══ Items

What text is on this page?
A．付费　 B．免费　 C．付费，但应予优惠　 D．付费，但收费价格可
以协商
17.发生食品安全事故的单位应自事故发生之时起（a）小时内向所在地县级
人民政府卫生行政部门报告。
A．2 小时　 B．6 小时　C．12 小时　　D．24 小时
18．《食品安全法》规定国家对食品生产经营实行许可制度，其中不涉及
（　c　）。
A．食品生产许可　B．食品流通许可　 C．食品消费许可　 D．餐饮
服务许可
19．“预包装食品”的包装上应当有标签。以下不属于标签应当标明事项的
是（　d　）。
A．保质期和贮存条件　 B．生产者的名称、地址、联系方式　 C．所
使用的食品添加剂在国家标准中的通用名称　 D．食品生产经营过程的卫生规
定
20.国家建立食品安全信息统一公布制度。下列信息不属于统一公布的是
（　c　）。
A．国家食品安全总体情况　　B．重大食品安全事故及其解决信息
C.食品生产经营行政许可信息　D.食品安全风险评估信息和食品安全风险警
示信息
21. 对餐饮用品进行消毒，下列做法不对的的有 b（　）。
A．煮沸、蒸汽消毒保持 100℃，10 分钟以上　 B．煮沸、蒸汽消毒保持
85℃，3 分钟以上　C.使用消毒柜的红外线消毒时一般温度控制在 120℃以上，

════

**Problem to work on:**
Count the lines in the records above that hold the word "分钟以上", and give only that number.

**Expected answer:**
2